Task goal: Pull every line containing "piccolo" out of the material below.

** START Exercise inputs **

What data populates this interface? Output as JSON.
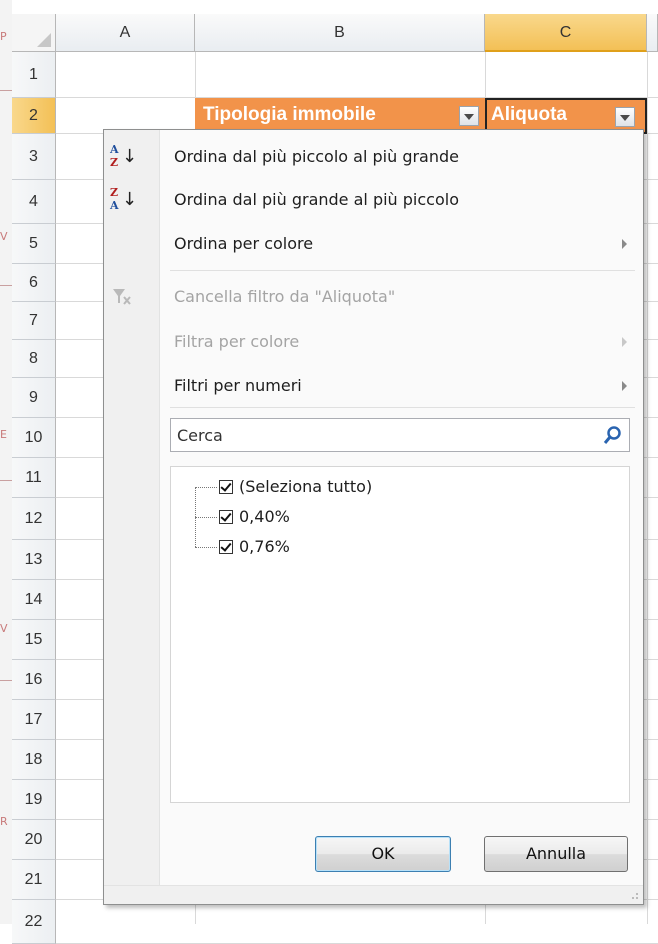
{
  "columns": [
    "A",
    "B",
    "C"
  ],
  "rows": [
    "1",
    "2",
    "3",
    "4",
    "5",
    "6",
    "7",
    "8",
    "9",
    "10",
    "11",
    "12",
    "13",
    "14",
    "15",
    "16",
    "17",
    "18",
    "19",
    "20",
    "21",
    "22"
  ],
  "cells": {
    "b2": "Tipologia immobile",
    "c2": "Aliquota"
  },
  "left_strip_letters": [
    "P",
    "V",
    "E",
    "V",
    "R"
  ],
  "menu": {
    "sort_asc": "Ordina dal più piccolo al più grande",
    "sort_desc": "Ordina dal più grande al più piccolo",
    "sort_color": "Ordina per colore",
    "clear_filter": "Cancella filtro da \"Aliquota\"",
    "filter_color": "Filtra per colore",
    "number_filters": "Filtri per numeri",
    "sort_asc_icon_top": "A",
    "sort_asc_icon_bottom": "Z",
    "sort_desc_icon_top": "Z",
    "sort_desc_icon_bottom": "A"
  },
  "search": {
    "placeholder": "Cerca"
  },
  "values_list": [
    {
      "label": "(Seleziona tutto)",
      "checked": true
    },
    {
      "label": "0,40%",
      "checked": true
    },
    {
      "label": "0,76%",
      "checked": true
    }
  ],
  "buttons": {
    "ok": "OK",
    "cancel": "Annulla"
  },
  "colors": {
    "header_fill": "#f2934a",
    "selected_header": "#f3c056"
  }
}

** END Exercise inputs **

Written solution:
    "sort_asc": "Ordina dal più piccolo al più grande",
    "sort_desc": "Ordina dal più grande al più piccolo",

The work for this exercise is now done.